-- START --

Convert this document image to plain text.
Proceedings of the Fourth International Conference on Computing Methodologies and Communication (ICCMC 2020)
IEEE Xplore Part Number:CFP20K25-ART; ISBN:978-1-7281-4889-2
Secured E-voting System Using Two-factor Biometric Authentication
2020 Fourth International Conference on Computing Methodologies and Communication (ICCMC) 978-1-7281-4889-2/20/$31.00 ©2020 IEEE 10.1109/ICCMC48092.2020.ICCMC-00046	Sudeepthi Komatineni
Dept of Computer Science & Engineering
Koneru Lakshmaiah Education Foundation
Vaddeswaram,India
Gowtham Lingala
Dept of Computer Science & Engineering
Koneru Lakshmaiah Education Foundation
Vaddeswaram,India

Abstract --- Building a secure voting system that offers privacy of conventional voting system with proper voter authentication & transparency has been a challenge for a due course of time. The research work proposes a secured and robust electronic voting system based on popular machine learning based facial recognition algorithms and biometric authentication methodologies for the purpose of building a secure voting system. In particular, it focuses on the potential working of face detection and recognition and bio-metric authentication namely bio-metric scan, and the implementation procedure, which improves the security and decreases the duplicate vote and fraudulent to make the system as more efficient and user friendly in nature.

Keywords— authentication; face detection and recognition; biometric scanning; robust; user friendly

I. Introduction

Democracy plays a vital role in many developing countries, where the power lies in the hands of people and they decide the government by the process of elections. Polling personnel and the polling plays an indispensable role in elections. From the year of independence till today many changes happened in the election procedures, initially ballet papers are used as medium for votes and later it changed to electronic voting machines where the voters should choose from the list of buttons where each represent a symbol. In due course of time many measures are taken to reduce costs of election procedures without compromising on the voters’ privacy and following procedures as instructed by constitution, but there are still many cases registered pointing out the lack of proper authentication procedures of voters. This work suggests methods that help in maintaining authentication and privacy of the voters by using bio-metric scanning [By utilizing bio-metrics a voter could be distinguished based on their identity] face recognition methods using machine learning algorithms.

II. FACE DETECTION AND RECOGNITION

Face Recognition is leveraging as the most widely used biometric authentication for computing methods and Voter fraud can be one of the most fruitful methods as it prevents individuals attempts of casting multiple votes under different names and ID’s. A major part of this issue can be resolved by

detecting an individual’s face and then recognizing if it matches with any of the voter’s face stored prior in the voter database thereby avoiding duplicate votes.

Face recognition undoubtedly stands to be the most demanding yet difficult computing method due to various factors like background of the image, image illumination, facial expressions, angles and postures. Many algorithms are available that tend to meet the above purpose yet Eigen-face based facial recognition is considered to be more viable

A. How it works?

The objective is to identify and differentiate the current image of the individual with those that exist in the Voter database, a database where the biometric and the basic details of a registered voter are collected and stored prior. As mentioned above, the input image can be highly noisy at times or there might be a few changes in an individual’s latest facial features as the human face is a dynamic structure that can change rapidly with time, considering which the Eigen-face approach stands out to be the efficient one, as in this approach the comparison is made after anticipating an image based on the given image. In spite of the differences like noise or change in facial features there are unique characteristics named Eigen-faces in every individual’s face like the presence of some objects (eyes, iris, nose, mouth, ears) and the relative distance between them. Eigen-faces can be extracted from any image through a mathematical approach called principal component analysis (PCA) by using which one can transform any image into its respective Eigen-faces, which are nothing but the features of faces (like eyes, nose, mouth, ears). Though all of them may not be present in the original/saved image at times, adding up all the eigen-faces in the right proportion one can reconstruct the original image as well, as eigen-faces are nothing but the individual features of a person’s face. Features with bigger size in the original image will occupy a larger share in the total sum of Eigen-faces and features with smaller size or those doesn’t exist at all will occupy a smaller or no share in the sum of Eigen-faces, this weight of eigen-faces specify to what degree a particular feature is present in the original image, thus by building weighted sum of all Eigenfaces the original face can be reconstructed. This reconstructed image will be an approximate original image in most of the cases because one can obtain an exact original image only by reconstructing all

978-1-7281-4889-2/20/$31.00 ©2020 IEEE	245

-- END --
-- START --

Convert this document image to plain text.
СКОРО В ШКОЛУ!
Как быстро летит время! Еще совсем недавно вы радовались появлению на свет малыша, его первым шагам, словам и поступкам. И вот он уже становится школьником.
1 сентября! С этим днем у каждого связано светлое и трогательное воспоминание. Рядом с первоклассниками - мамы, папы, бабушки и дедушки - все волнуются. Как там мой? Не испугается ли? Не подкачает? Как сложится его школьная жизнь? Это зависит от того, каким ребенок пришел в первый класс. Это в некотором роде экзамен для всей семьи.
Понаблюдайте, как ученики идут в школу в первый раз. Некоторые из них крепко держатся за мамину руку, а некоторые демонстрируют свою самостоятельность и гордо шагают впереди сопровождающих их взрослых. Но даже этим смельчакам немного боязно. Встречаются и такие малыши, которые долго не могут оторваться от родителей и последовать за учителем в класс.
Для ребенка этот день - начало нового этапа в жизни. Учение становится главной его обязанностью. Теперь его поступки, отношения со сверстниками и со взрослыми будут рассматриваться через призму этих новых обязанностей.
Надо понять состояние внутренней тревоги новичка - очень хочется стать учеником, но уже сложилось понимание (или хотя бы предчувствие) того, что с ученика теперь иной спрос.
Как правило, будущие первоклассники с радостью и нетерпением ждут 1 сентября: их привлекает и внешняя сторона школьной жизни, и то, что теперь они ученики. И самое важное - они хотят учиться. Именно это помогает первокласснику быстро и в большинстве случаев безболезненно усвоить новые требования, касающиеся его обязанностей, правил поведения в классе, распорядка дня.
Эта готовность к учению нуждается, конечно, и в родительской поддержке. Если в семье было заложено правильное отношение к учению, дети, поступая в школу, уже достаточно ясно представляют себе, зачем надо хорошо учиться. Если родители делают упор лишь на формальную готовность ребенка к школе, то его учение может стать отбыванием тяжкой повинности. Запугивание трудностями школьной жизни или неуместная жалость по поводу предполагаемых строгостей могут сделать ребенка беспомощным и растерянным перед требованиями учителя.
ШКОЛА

-- END --

• [Required task]: Show all lines from the records above where the word "ICCMC" occurs.

• [Solution to the exercise]:
Proceedings of the Fourth International Conference on Computing Methodologies and Communication (ICCMC 2020)
2020 Fourth International Conference on Computing Methodologies and Communication (ICCMC) 978-1-7281-4889-2/20/$31.00 ©2020 IEEE 10.1109/ICCMC48092.2020.ICCMC-00046	Sudeepthi Komatineni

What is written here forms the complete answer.